### REQUIRED TASK
Below is a block of records. Copy every line in it that contains the word "إلهي".

* Start ITEMS *

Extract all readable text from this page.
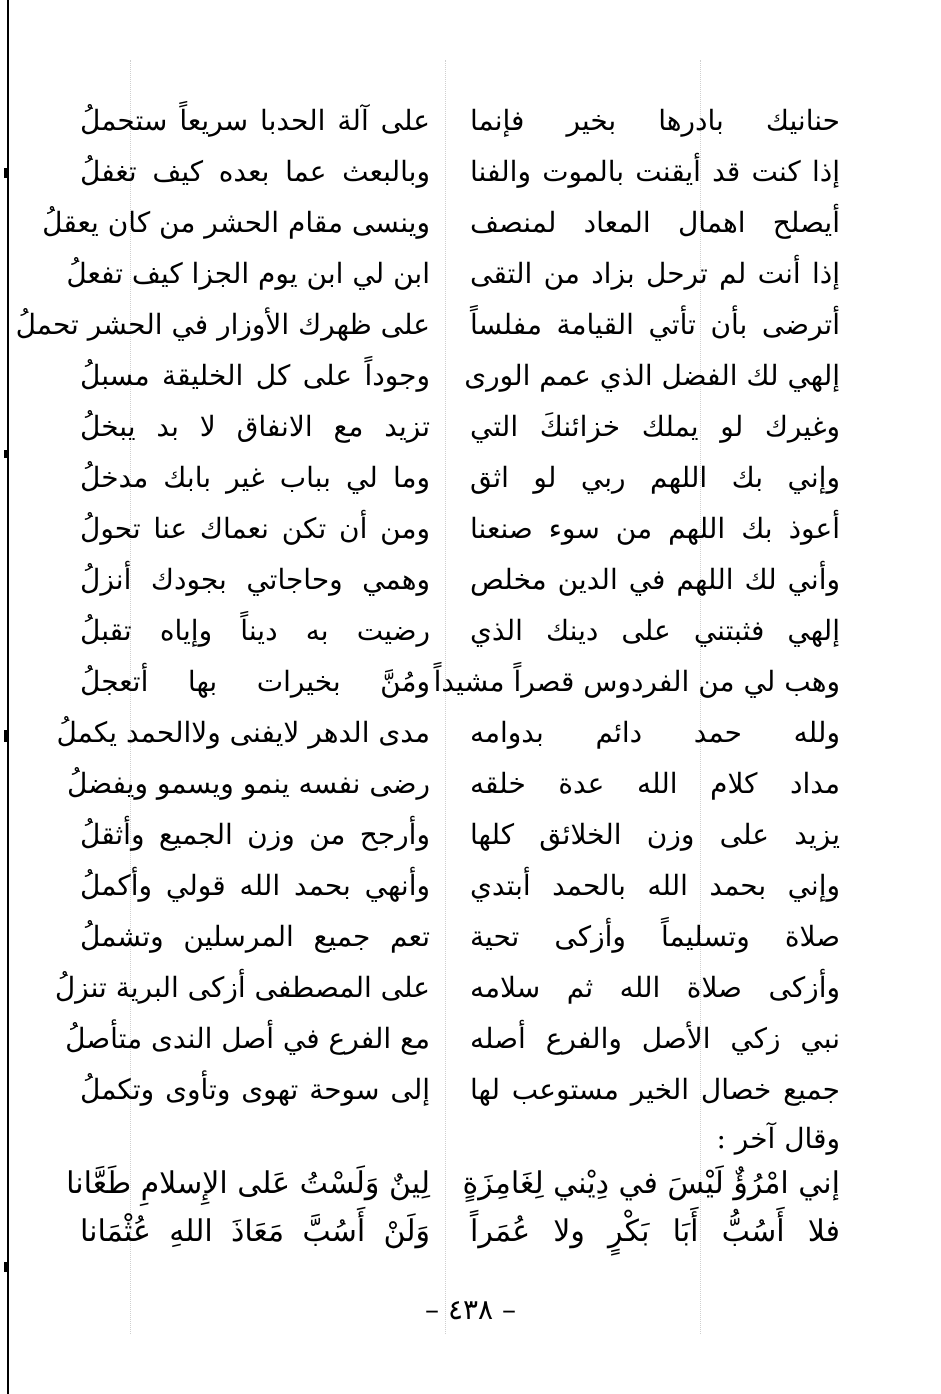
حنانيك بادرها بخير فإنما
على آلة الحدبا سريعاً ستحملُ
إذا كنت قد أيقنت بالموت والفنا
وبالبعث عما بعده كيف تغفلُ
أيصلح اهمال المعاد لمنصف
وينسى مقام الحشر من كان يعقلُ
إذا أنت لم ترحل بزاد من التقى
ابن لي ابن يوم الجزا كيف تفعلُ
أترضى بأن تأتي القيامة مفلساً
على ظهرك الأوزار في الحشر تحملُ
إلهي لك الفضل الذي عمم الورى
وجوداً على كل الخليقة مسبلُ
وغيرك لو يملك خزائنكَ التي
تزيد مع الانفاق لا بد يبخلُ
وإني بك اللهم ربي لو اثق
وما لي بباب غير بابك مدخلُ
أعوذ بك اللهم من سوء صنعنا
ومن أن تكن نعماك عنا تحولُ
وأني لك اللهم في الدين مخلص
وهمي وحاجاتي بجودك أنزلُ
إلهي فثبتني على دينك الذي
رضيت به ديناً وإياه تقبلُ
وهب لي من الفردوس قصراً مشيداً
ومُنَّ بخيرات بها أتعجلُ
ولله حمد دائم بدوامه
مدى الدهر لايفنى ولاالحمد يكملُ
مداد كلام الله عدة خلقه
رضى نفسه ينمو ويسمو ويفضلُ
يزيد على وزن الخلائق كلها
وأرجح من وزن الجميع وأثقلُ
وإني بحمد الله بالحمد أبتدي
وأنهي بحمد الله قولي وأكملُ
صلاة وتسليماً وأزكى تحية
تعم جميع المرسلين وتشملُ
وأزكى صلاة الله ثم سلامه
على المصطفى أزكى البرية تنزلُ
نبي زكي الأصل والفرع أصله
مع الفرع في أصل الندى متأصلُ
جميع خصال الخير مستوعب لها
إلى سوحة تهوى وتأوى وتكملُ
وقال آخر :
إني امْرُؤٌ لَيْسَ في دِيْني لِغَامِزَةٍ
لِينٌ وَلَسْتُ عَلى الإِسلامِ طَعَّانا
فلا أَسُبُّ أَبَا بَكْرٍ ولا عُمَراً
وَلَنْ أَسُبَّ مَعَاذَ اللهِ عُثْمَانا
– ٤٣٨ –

* End ITEMS *
* Start ITEMS *

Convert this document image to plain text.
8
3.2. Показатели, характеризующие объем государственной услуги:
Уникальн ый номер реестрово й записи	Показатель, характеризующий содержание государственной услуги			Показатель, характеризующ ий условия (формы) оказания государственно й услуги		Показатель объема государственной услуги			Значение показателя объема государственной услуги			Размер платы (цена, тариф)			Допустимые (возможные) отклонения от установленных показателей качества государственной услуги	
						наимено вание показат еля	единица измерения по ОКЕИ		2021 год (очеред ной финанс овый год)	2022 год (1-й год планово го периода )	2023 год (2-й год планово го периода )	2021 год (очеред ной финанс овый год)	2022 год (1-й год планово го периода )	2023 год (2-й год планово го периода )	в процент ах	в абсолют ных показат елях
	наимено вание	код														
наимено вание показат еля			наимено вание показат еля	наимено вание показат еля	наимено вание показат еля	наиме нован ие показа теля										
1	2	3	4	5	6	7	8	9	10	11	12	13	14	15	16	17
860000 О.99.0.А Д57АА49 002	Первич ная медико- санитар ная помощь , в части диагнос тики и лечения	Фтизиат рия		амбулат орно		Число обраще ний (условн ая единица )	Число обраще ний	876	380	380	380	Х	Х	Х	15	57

* End ITEMS *
* Start ITEMS *

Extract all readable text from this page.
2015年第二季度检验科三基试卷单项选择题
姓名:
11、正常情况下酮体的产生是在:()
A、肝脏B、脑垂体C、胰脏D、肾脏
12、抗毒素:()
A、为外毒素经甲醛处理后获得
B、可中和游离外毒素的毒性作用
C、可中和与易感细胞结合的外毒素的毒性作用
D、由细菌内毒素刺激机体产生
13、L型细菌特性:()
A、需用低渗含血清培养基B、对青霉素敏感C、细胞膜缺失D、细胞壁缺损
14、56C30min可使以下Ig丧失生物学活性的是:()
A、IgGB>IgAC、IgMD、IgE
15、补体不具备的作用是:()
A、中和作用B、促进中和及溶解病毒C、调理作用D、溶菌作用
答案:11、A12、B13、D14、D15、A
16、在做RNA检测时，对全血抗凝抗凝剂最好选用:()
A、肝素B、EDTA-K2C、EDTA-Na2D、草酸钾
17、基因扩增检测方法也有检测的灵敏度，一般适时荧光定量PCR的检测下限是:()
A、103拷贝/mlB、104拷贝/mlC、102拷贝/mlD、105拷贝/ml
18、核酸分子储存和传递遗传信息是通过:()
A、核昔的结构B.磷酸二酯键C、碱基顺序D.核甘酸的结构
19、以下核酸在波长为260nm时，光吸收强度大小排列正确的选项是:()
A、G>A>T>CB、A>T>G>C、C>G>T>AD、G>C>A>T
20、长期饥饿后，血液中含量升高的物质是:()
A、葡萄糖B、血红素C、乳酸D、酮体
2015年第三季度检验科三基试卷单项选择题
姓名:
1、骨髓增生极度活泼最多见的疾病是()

* End ITEMS *

### CORRECT RESULT
إلهي لك الفضل الذي عمم الورى
إلهي فثبتني على دينك الذي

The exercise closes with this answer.